* **Selection**:
Places#
Places are abstractions that represent where code executes and where data resides across the non-uniform memory of a CUDA system. They provide a unified interface for managing execution affinity, stream pools, memory allocation, and device context switching – independently of any task-based programming model.
Places come in two flavors:
Execution places (
exec_place) determine where code is executed.Data places (
data_place) specify where data is located in memory.
The places API is part of the cuda::experimental::stf C++ namespace
and can be used standalone via the cuda/experimental/places.cuh header,
without pulling in the full CUDASTF task-graph framework.
Execution places#
An execution place describes a location where computation can occur. The following factory methods create the most common execution places:
exec_place::device(id)– a specific CUDA deviceexec_place::host()– the host CPUexec_place::current_device()– the CUDA device that is currently active
When an execution place is activated, it sets the appropriate CUDA context
(e.g. calls cudaSetDevice). Each execution place also has an affine
data place: the memory location naturally associated with it. For a device
execution place the affine data place is the device’s global memory; for
the host it is pinned host memory (RAM).
Data places#
A data place describes a memory location where data can reside. The following factory methods are available:
data_place::device(id)– global memory of a specific CUDA devicedata_place::host()– pinned host memorydata_place::managed()– CUDA managed (unified) memorydata_place::affine()– the data place naturally associated with the current execution place
The affine data place is the default: when no data place is specified, data is placed in the memory that is local to the execution place. For example, a task running on device 0 will access data in device 0’s global memory by default.
Non-affine placement is also supported: data can be placed on a different device or in host memory regardless of where the computation runs. This is useful for sparse accesses (leveraging CUDA Unified Memory page faulting) or for addressing memory capacity constraints. Non-affine placement assumes the hardware and OS support such accesses (NVLINK, UVM, etc.).
Places as container keys#
Both exec_place and data_place can be used as keys in standard
associative containers. The library provides the required comparison and
hash support:
``std::map`` and ``std::set`` use
operator<(strict weak ordering) for keys. Both place types implementoperator<, so they can be used as ordered map or set keys.``std::unordered_map`` and ``std::unordered_set`` require a hash function and equality. The library specializes
cuda::experimental::stf::hashfor both place types, and both implementoperator==.
This allows, for example, maintaining per-place handles (e.g. CUBLAS or
CUSOLVER handles keyed by exec_place) or per-place caches keyed by
data_place, using either ordered or hash-based containers as needed.
The following snippet shows lazy creation of a CUBLAS handle per execution
place using an std::unordered_map keyed by exec_place:
#include <cuda/experimental/places.cuh>
#include <cublas_v2.h>
using namespace cuda::experimental::stf;
cublasHandle_t& get_cublas_handle(const exec_place& ep = exec_place::current_device())
{
static std::unordered_map<exec_place, cublasHandle_t, hash<exec_place>> handles;
auto& h = handles[ep];
if (h == cublasHandle_t{})

* **Saved entries**:
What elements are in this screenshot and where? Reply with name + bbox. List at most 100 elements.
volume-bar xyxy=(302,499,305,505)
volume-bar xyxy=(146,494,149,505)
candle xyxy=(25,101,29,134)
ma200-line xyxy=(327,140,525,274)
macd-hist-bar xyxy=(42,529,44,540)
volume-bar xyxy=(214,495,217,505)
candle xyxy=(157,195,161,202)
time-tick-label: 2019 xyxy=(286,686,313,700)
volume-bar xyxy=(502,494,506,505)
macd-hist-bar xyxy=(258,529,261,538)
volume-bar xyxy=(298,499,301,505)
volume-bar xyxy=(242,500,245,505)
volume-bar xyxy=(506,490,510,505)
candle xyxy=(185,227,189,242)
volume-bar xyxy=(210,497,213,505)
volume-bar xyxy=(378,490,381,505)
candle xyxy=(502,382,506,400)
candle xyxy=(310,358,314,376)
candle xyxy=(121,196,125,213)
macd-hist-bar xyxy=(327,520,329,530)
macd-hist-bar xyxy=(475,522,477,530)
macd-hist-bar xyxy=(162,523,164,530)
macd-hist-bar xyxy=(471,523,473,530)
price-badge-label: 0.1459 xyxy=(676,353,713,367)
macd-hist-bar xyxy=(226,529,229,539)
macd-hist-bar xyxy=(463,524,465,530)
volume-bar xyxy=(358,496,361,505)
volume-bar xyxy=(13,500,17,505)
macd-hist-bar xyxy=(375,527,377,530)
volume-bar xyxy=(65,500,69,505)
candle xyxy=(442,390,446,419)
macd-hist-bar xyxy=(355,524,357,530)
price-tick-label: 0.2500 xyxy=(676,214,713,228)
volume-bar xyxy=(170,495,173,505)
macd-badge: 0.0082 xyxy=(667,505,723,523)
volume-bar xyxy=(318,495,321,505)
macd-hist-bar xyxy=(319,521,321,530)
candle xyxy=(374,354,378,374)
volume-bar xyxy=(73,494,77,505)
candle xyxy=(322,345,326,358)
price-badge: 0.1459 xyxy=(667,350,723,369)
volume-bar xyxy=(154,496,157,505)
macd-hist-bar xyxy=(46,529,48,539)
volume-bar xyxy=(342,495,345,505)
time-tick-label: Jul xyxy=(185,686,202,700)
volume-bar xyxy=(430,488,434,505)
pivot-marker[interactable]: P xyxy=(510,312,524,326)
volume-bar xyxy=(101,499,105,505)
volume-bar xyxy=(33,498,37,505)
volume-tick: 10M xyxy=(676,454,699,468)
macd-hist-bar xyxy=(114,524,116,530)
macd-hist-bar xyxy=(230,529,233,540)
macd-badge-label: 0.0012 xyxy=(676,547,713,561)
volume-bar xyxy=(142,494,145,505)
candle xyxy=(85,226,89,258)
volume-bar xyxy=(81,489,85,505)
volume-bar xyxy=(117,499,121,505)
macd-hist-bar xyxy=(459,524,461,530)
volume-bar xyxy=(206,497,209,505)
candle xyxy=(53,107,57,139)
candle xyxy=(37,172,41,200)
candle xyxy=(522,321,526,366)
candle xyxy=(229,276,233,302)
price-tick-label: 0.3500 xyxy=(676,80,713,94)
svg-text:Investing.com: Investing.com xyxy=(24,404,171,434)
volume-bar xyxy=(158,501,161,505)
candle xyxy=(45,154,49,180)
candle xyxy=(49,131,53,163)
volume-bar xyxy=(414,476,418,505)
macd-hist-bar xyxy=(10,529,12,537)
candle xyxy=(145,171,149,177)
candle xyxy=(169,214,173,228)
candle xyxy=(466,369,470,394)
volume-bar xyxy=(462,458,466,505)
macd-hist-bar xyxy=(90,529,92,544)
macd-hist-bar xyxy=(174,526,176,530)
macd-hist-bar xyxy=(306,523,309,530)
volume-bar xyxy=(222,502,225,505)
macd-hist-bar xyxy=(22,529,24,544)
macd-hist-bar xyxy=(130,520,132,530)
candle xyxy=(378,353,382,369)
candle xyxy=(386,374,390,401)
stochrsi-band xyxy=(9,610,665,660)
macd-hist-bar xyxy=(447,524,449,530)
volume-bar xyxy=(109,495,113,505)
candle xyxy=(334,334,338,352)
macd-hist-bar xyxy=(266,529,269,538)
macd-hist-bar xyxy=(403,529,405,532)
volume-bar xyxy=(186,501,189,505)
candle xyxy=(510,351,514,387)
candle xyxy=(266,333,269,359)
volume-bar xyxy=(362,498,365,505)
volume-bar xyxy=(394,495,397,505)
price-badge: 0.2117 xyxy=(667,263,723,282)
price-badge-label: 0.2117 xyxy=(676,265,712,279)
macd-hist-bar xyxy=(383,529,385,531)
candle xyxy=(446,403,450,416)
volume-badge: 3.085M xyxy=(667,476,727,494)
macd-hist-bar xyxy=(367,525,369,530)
--
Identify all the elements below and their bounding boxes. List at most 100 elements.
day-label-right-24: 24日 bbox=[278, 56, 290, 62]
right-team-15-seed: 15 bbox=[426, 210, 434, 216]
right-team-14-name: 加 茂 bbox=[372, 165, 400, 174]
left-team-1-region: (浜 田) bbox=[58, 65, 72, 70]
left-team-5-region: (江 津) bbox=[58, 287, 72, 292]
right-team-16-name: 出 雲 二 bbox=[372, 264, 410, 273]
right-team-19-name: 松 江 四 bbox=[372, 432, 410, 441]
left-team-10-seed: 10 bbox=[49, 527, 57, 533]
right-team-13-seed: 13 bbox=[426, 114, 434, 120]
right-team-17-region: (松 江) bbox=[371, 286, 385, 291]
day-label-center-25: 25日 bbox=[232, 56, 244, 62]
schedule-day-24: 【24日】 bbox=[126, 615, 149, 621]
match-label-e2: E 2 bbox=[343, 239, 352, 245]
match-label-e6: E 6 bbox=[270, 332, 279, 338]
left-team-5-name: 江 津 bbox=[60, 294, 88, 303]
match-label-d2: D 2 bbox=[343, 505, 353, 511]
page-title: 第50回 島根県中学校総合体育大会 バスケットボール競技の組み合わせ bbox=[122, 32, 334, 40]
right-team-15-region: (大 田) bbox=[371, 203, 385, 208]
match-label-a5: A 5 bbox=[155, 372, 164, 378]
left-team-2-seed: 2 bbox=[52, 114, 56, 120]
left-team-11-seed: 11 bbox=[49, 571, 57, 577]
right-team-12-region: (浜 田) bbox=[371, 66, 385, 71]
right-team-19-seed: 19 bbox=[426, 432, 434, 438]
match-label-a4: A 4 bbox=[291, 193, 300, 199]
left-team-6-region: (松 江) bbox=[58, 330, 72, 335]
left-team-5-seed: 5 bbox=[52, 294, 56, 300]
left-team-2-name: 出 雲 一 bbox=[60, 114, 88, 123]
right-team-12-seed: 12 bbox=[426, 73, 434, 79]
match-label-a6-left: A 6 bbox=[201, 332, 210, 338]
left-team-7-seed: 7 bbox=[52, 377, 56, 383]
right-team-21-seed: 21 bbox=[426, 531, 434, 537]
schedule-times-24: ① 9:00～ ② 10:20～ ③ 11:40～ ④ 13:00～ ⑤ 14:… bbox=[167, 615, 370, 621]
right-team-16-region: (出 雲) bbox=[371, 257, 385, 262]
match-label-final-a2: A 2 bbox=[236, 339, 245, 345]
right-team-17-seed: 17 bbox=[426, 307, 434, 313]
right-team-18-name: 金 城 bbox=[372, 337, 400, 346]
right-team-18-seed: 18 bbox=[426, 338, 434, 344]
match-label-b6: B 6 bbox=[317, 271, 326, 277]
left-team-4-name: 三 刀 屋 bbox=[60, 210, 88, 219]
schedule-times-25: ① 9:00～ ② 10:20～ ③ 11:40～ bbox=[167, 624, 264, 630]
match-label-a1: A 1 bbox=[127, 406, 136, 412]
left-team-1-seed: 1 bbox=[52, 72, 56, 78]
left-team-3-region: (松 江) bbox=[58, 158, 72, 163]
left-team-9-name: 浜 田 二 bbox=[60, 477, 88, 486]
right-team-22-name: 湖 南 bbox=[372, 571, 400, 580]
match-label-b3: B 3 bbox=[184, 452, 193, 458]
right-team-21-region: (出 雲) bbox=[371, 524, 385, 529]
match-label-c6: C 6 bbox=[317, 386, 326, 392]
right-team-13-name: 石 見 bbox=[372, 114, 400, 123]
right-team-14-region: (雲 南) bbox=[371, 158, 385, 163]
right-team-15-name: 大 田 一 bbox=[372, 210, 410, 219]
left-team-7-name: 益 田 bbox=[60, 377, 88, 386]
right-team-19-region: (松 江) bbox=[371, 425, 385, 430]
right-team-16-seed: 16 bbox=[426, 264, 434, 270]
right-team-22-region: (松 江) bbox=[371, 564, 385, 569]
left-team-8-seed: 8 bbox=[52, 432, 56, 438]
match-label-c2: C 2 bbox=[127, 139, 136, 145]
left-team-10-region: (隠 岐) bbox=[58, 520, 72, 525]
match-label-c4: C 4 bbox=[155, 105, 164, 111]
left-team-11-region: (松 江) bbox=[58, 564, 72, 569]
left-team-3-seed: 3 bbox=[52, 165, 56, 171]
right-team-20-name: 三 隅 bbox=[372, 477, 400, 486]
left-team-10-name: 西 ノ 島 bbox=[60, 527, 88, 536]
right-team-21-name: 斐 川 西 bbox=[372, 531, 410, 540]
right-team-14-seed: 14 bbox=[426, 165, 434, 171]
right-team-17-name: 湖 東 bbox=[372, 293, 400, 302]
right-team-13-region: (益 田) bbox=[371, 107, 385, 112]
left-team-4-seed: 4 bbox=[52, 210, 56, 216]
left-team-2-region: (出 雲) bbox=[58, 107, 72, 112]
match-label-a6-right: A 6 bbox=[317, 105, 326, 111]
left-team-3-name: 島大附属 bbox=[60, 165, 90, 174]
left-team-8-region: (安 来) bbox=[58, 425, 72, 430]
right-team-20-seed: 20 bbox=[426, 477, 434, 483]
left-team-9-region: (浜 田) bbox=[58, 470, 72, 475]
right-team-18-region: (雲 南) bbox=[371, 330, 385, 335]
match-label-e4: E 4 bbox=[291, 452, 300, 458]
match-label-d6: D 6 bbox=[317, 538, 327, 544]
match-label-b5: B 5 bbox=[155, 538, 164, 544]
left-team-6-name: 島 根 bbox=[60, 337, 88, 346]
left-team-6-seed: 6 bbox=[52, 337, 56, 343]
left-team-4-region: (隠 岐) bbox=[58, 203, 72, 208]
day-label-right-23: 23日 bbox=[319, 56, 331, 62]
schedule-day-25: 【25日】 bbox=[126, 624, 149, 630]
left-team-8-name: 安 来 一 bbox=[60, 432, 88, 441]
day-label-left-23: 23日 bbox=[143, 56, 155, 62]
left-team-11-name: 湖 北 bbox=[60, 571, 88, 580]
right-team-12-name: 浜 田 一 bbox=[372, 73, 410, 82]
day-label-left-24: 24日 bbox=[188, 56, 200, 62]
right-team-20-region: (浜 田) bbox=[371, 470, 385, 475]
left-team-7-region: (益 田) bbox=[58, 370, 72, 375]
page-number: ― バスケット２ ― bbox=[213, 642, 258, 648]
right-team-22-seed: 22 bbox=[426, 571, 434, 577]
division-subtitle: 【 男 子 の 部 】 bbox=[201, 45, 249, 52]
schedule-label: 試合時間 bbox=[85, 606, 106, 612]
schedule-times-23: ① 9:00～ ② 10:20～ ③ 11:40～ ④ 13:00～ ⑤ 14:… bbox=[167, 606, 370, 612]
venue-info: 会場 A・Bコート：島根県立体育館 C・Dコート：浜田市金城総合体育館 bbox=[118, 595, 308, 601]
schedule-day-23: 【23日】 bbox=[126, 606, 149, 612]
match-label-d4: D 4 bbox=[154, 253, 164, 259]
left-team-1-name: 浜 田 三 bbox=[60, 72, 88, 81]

* **Short task A**:
Answer these questions about the places page:
(i) Which header lets the places API be used standalone?
(ii) What is the affine data place of the host?
(iii) Which container does the snippet use to create a CUBLAS handle per execution place?
* **Short task B**: Can you repeat the saved entries from the line with "What elements are" to the line with "candle xyxy=(502,382,506,400)", including both of those lines?

* **Answer A**:
(i) cuda/experimental/places.cuh
(ii) Pinned host memory (RAM)
(iii) An std::unordered_map keyed by exec_place

* **Answer B**:
What elements are in this screenshot and where? Reply with name + bbox. List at most 100 elements.
volume-bar xyxy=(302,499,305,505)
volume-bar xyxy=(146,494,149,505)
candle xyxy=(25,101,29,134)
ma200-line xyxy=(327,140,525,274)
macd-hist-bar xyxy=(42,529,44,540)
volume-bar xyxy=(214,495,217,505)
candle xyxy=(157,195,161,202)
time-tick-label: 2019 xyxy=(286,686,313,700)
volume-bar xyxy=(502,494,506,505)
macd-hist-bar xyxy=(258,529,261,538)
volume-bar xyxy=(298,499,301,505)
volume-bar xyxy=(242,500,245,505)
volume-bar xyxy=(506,490,510,505)
candle xyxy=(185,227,189,242)
volume-bar xyxy=(210,497,213,505)
volume-bar xyxy=(378,490,381,505)
candle xyxy=(502,382,506,400)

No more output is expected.